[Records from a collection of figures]
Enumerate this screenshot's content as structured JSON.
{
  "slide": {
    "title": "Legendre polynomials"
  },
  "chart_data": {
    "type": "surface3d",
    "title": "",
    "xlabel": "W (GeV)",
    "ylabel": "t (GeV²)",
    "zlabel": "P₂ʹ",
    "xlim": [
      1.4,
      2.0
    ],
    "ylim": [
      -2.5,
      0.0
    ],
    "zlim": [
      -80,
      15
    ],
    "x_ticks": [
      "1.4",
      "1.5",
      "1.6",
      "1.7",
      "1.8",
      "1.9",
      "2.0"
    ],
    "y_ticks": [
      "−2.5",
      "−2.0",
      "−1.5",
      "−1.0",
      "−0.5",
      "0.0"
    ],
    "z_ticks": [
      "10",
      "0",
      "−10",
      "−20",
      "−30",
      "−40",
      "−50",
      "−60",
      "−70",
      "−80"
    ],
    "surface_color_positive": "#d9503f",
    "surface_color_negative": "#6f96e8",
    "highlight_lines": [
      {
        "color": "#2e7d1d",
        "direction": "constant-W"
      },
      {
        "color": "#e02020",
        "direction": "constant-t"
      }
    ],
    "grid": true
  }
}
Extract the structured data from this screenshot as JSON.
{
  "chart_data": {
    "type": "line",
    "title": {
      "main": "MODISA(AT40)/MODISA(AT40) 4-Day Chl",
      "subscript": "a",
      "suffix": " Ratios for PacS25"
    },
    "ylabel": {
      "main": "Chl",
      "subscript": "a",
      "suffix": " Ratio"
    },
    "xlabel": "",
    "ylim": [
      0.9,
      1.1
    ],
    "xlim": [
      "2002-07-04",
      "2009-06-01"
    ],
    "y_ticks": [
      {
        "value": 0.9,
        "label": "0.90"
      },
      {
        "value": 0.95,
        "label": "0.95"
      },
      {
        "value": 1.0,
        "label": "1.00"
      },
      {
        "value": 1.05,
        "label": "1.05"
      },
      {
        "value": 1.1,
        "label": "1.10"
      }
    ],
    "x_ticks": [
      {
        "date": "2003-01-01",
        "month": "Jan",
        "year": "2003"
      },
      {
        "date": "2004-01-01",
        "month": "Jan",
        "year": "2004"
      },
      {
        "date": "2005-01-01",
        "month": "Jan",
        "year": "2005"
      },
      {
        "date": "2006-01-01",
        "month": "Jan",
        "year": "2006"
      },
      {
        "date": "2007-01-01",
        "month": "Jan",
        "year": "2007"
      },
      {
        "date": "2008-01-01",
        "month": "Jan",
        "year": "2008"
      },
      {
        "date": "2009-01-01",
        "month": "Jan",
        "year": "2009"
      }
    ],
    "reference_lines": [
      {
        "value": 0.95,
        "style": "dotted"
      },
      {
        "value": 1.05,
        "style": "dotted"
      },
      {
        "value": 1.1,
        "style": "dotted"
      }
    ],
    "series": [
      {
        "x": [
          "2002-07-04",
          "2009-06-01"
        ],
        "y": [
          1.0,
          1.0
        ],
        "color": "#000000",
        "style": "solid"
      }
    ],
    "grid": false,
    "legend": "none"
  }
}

## DIRECTIVE
Please reproduce every line of the material word for word.

## EXERCISE OUTPUT
Enumerate this screenshot's content as structured JSON.
{
  "slide": {
    "title": "Legendre polynomials"
  },
  "chart_data": {
    "type": "surface3d",
    "title": "",
    "xlabel": "W (GeV)",
    "ylabel": "t (GeV²)",
    "zlabel": "P₂ʹ",
    "xlim": [
      1.4,
      2.0
    ],
    "ylim": [
      -2.5,
      0.0
    ],
    "zlim": [
      -80,
      15
    ],
    "x_ticks": [
      "1.4",
      "1.5",
      "1.6",
      "1.7",
      "1.8",
      "1.9",
      "2.0"
    ],
    "y_ticks": [
      "−2.5",
      "−2.0",
      "−1.5",
      "−1.0",
      "−0.5",
      "0.0"
    ],
    "z_ticks": [
      "10",
      "0",
      "−10",
      "−20",
      "−30",
      "−40",
      "−50",
      "−60",
      "−70",
      "−80"
    ],
    "surface_color_positive": "#d9503f",
    "surface_color_negative": "#6f96e8",
    "highlight_lines": [
      {
        "color": "#2e7d1d",
        "direction": "constant-W"
      },
      {
        "color": "#e02020",
        "direction": "constant-t"
      }
    ],
    "grid": true
  }
}
Extract the structured data from this screenshot as JSON.
{
  "chart_data": {
    "type": "line",
    "title": {
      "main": "MODISA(AT40)/MODISA(AT40) 4-Day Chl",
      "subscript": "a",
      "suffix": " Ratios for PacS25"
    },
    "ylabel": {
      "main": "Chl",
      "subscript": "a",
      "suffix": " Ratio"
    },
    "xlabel": "",
    "ylim": [
      0.9,
      1.1
    ],
    "xlim": [
      "2002-07-04",
      "2009-06-01"
    ],
    "y_ticks": [
      {
        "value": 0.9,
        "label": "0.90"
      },
      {
        "value": 0.95,
        "label": "0.95"
      },
      {
        "value": 1.0,
        "label": "1.00"
      },
      {
        "value": 1.05,
        "label": "1.05"
      },
      {
        "value": 1.1,
        "label": "1.10"
      }
    ],
    "x_ticks": [
      {
        "date": "2003-01-01",
        "month": "Jan",
        "year": "2003"
      },
      {
        "date": "2004-01-01",
        "month": "Jan",
        "year": "2004"
      },
      {
        "date": "2005-01-01",
        "month": "Jan",
        "year": "2005"
      },
      {
        "date": "2006-01-01",
        "month": "Jan",
        "year": "2006"
      },
      {
        "date": "2007-01-01",
        "month": "Jan",
        "year": "2007"
      },
      {
        "date": "2008-01-01",
        "month": "Jan",
        "year": "2008"
      },
      {
        "date": "2009-01-01",
        "month": "Jan",
        "year": "2009"
      }
    ],
    "reference_lines": [
      {
        "value": 0.95,
        "style": "dotted"
      },
      {
        "value": 1.05,
        "style": "dotted"
      },
      {
        "value": 1.1,
        "style": "dotted"
      }
    ],
    "series": [
      {
        "x": [
          "2002-07-04",
          "2009-06-01"
        ],
        "y": [
          1.0,
          1.0
        ],
        "color": "#000000",
        "style": "solid"
      }
    ],
    "grid": false,
    "legend": "none"
  }
}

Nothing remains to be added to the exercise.